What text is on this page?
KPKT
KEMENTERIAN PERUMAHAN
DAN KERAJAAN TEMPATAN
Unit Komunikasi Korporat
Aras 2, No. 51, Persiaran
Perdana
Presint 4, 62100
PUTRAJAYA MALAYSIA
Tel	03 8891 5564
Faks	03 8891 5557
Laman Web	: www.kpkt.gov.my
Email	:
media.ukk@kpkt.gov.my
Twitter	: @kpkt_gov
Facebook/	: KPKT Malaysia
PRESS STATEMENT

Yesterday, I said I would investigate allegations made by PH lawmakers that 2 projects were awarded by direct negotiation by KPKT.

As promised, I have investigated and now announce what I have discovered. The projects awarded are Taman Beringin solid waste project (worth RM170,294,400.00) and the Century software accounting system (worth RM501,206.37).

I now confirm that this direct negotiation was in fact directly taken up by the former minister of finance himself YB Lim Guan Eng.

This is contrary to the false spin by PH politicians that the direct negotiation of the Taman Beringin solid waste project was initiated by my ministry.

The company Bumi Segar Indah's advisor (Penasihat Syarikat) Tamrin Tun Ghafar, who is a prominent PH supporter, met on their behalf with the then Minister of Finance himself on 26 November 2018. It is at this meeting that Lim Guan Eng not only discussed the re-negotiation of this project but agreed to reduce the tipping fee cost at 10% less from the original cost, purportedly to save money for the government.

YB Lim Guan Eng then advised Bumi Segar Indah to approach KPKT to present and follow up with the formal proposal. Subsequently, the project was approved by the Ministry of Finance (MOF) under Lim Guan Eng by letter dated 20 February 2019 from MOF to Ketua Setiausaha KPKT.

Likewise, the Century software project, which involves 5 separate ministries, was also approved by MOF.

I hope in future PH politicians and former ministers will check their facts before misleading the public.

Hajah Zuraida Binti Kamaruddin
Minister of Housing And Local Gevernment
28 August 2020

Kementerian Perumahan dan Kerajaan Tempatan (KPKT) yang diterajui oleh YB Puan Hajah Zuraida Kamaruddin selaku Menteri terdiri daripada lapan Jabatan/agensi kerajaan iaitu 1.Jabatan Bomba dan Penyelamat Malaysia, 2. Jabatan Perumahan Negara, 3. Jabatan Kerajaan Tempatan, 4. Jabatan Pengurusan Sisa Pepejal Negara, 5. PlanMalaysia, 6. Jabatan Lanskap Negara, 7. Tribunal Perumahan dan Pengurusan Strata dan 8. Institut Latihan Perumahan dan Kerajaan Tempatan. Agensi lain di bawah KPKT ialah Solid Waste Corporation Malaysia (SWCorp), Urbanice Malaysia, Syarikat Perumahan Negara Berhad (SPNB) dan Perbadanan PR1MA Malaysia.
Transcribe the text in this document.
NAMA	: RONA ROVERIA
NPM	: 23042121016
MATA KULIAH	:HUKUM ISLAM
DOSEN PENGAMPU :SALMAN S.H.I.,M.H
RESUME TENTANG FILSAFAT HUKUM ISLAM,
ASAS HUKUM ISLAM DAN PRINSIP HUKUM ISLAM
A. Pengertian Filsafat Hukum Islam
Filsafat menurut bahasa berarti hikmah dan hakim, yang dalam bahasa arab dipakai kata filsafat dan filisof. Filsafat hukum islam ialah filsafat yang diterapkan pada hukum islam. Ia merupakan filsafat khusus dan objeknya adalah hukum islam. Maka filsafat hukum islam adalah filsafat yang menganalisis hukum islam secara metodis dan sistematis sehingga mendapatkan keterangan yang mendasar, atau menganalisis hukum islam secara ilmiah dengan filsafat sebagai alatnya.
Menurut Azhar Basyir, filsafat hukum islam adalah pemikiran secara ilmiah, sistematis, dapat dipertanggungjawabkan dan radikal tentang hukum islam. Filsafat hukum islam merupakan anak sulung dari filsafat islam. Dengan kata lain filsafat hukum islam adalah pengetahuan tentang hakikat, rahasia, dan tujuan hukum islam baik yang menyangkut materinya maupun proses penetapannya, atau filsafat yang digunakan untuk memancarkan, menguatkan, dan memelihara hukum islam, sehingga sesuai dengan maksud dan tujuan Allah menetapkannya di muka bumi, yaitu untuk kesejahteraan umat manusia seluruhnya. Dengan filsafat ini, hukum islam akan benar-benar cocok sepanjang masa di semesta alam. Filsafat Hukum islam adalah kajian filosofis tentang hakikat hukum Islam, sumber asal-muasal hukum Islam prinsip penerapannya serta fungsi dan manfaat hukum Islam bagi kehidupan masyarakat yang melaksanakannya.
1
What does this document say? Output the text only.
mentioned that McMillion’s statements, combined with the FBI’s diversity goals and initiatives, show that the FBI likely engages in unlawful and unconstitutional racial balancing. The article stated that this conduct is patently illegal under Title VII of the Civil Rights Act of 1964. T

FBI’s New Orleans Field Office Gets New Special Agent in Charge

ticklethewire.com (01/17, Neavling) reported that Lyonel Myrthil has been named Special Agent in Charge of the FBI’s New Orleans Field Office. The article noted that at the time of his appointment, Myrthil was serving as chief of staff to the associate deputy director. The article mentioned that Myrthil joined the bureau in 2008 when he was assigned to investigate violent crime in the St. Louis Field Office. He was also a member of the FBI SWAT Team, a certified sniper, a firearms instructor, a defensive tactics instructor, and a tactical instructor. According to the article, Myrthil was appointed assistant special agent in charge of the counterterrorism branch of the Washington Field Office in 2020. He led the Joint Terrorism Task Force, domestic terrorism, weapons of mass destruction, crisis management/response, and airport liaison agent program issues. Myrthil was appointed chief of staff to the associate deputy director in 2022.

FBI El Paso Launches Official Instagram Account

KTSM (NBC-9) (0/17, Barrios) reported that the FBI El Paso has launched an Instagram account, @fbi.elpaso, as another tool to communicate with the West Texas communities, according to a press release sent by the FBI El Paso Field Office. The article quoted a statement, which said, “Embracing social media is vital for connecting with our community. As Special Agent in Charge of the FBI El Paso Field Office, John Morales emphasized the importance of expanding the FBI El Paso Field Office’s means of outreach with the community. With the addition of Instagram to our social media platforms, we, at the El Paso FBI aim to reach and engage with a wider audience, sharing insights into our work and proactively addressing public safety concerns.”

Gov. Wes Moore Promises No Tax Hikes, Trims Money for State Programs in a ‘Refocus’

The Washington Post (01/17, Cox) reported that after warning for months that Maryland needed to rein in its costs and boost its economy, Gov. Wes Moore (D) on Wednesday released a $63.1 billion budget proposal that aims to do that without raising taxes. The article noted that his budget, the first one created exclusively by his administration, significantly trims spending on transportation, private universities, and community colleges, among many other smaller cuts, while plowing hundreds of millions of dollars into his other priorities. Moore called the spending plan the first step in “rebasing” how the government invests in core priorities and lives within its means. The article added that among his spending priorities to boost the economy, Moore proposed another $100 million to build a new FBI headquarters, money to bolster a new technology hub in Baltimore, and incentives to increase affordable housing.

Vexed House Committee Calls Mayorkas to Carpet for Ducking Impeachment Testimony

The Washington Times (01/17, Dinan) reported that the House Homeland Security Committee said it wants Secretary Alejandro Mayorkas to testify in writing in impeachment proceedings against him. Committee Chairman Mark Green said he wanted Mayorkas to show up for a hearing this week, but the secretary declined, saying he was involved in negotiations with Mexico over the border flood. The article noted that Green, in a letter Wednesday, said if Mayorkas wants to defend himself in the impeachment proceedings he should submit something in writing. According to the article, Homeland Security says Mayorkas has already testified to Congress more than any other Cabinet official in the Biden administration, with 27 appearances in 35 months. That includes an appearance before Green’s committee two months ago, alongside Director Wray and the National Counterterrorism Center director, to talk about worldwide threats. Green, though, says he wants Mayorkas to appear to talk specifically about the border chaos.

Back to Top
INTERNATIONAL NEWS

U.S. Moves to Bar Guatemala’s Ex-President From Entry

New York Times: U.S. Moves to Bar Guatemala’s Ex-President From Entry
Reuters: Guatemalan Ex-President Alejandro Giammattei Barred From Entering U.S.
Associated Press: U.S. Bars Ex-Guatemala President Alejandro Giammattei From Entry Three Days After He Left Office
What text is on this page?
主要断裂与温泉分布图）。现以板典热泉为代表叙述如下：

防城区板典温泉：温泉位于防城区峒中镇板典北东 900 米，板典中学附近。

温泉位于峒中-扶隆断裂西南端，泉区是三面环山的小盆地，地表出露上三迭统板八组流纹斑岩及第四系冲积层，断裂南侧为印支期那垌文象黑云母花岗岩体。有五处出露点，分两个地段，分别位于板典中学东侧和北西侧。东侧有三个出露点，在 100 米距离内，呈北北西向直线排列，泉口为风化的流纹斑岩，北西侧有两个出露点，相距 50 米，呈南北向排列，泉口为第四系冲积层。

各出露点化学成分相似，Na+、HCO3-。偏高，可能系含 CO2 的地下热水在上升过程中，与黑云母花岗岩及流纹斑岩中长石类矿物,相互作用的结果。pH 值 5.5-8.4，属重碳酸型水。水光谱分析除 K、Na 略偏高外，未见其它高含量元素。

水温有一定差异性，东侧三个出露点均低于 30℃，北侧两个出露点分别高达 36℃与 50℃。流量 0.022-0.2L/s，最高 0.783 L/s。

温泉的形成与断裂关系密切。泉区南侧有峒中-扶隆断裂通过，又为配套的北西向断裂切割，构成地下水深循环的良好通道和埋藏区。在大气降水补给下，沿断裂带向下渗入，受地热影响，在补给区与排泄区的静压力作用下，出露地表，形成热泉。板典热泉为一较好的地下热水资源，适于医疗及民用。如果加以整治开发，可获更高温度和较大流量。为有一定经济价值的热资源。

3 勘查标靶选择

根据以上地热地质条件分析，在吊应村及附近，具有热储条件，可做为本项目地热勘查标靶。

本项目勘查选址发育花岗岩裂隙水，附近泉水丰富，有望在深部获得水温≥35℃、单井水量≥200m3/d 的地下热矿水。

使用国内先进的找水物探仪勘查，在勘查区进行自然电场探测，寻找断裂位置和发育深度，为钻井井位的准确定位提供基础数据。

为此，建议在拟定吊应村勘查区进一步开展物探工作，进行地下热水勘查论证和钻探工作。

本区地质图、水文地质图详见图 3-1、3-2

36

Problem details: Return only the number of lines in the preceding records that contain the string "Entry".

The reply: 3